**GIVEN RECORDS**
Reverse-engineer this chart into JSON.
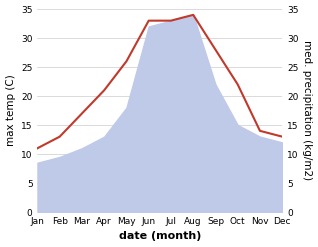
{
  "months": [
    "Jan",
    "Feb",
    "Mar",
    "Apr",
    "May",
    "Jun",
    "Jul",
    "Aug",
    "Sep",
    "Oct",
    "Nov",
    "Dec"
  ],
  "temp": [
    11,
    13,
    17,
    21,
    26,
    33,
    33,
    34,
    28,
    22,
    14,
    13
  ],
  "precip": [
    8.5,
    9.5,
    11,
    13,
    18,
    32,
    33,
    34,
    22,
    15,
    13,
    12
  ],
  "temp_color": "#c0392b",
  "precip_fill_color": "#bfc9e8",
  "ylim": [
    0,
    35
  ],
  "yticks": [
    0,
    5,
    10,
    15,
    20,
    25,
    30,
    35
  ],
  "ylabel_left": "max temp (C)",
  "ylabel_right": "med. precipitation (kg/m2)",
  "xlabel": "date (month)",
  "background_color": "#ffffff",
  "tick_fontsize": 6.5,
  "label_fontsize": 7.5,
  "xlabel_fontsize": 8
}
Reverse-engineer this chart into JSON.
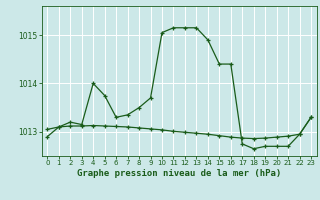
{
  "title": "Graphe pression niveau de la mer (hPa)",
  "bg_color": "#cce8e8",
  "line_color": "#1a5c1a",
  "grid_color": "#ffffff",
  "ylim": [
    1012.5,
    1015.6
  ],
  "xlim": [
    -0.5,
    23.5
  ],
  "yticks": [
    1013,
    1014,
    1015
  ],
  "xticks": [
    0,
    1,
    2,
    3,
    4,
    5,
    6,
    7,
    8,
    9,
    10,
    11,
    12,
    13,
    14,
    15,
    16,
    17,
    18,
    19,
    20,
    21,
    22,
    23
  ],
  "series1_x": [
    0,
    1,
    2,
    3,
    4,
    5,
    6,
    7,
    8,
    9,
    10,
    11,
    12,
    13,
    14,
    15,
    16,
    17,
    18,
    19,
    20,
    21,
    22,
    23
  ],
  "series1_y": [
    1012.9,
    1013.1,
    1013.2,
    1013.15,
    1014.0,
    1013.75,
    1013.3,
    1013.35,
    1013.5,
    1013.7,
    1015.05,
    1015.15,
    1015.15,
    1015.15,
    1014.9,
    1014.4,
    1014.4,
    1012.75,
    1012.65,
    1012.7,
    1012.7,
    1012.7,
    1012.95,
    1013.3
  ],
  "series2_x": [
    0,
    1,
    2,
    3,
    4,
    5,
    6,
    7,
    8,
    9,
    10,
    11,
    12,
    13,
    14,
    15,
    16,
    17,
    18,
    19,
    20,
    21,
    22,
    23
  ],
  "series2_y": [
    1013.05,
    1013.1,
    1013.12,
    1013.12,
    1013.13,
    1013.12,
    1013.11,
    1013.1,
    1013.08,
    1013.06,
    1013.04,
    1013.01,
    1012.99,
    1012.97,
    1012.95,
    1012.92,
    1012.89,
    1012.87,
    1012.86,
    1012.87,
    1012.89,
    1012.91,
    1012.95,
    1013.3
  ],
  "ylabel_fontsize": 5.5,
  "xlabel_fontsize": 6.5,
  "tick_fontsize": 5.0
}
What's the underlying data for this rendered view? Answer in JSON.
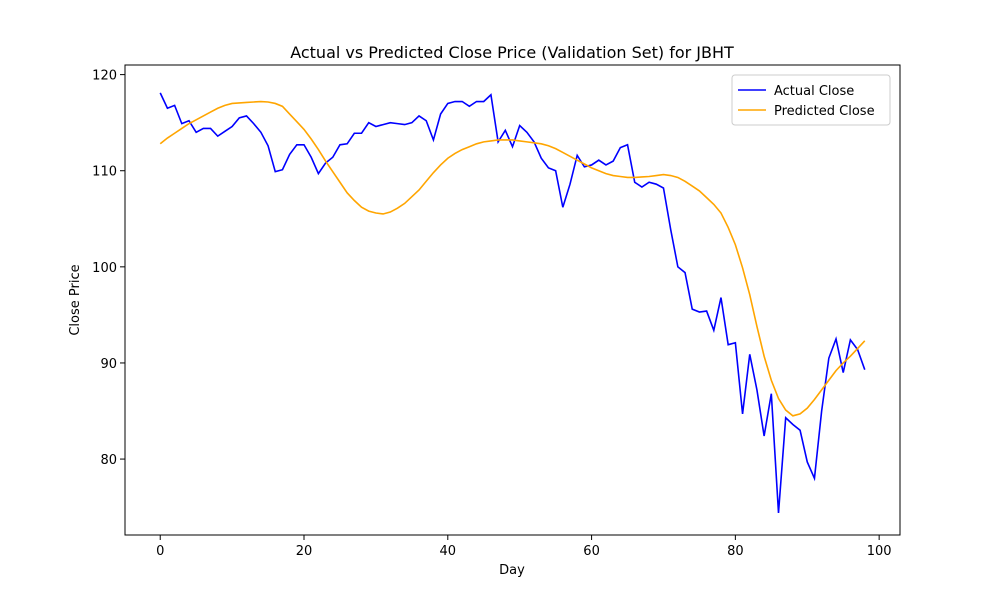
{
  "chart_data": {
    "type": "line",
    "title": "Actual vs Predicted Close Price (Validation Set) for JBHT",
    "x_label": "Day",
    "y_label": "Close Price",
    "x": [
      0,
      1,
      2,
      3,
      4,
      5,
      6,
      7,
      8,
      9,
      10,
      11,
      12,
      13,
      14,
      15,
      16,
      17,
      18,
      19,
      20,
      21,
      22,
      23,
      24,
      25,
      26,
      27,
      28,
      29,
      30,
      31,
      32,
      33,
      34,
      35,
      36,
      37,
      38,
      39,
      40,
      41,
      42,
      43,
      44,
      45,
      46,
      47,
      48,
      49,
      50,
      51,
      52,
      53,
      54,
      55,
      56,
      57,
      58,
      59,
      60,
      61,
      62,
      63,
      64,
      65,
      66,
      67,
      68,
      69,
      70,
      71,
      72,
      73,
      74,
      75,
      76,
      77,
      78,
      79,
      80,
      81,
      82,
      83,
      84,
      85,
      86,
      87,
      88,
      89,
      90,
      91,
      92,
      93,
      94,
      95,
      96,
      97,
      98
    ],
    "series": [
      {
        "name": "Actual Close",
        "color": "#0000ff",
        "values": [
          118.1,
          116.5,
          116.8,
          114.9,
          115.2,
          114.0,
          114.4,
          114.4,
          113.6,
          114.1,
          114.6,
          115.5,
          115.7,
          114.9,
          114.0,
          112.6,
          109.9,
          110.1,
          111.7,
          112.7,
          112.7,
          111.4,
          109.7,
          110.8,
          111.4,
          112.7,
          112.8,
          113.9,
          113.9,
          115.0,
          114.6,
          114.8,
          115.0,
          114.9,
          114.8,
          115.0,
          115.7,
          115.2,
          113.2,
          115.9,
          117.0,
          117.2,
          117.2,
          116.7,
          117.2,
          117.2,
          117.9,
          113.0,
          114.2,
          112.5,
          114.7,
          114.0,
          113.0,
          111.3,
          110.3,
          110.0,
          106.2,
          108.6,
          111.6,
          110.4,
          110.6,
          111.1,
          110.6,
          111.0,
          112.4,
          112.7,
          108.8,
          108.3,
          108.8,
          108.6,
          108.2,
          103.9,
          100.0,
          99.4,
          95.6,
          95.3,
          95.4,
          93.4,
          96.8,
          91.9,
          92.1,
          84.7,
          90.9,
          87.2,
          82.4,
          86.8,
          74.4,
          84.3,
          83.6,
          83.0,
          79.7,
          78.0,
          85.0,
          90.5,
          92.5,
          89.0,
          92.4,
          91.4,
          89.3
        ]
      },
      {
        "name": "Predicted Close",
        "color": "#ffa500",
        "values": [
          112.8,
          113.4,
          113.9,
          114.4,
          114.9,
          115.3,
          115.7,
          116.1,
          116.5,
          116.8,
          117.0,
          117.05,
          117.1,
          117.15,
          117.2,
          117.15,
          117.0,
          116.7,
          115.9,
          115.1,
          114.3,
          113.3,
          112.2,
          111.0,
          109.9,
          108.8,
          107.7,
          106.9,
          106.2,
          105.8,
          105.6,
          105.5,
          105.7,
          106.1,
          106.6,
          107.3,
          108.0,
          108.9,
          109.8,
          110.6,
          111.3,
          111.8,
          112.2,
          112.5,
          112.8,
          113.0,
          113.1,
          113.2,
          113.2,
          113.2,
          113.1,
          113.0,
          112.9,
          112.8,
          112.6,
          112.3,
          111.9,
          111.5,
          111.1,
          110.7,
          110.3,
          110.0,
          109.7,
          109.5,
          109.4,
          109.3,
          109.3,
          109.35,
          109.4,
          109.5,
          109.6,
          109.5,
          109.3,
          108.9,
          108.4,
          107.9,
          107.2,
          106.5,
          105.6,
          104.1,
          102.3,
          99.9,
          97.1,
          93.8,
          90.7,
          88.2,
          86.3,
          85.1,
          84.5,
          84.7,
          85.3,
          86.2,
          87.2,
          88.2,
          89.2,
          90.0,
          90.7,
          91.5,
          92.3
        ]
      }
    ],
    "xlim": [
      -4.9,
      102.9
    ],
    "xticks": [
      0,
      20,
      40,
      60,
      80,
      100
    ],
    "ylim": [
      72.1,
      121.0
    ],
    "yticks": [
      80,
      90,
      100,
      110,
      120
    ],
    "legend": "upper right",
    "grid": false
  }
}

**TASK INSTRUCTIONS**
Search the lines for "Predicted". Copy each line that has it.

**FINISHED EXERCISE**
    "title": "Actual vs Predicted Close Price (Validation Set) for JBHT",
        "name": "Predicted Close",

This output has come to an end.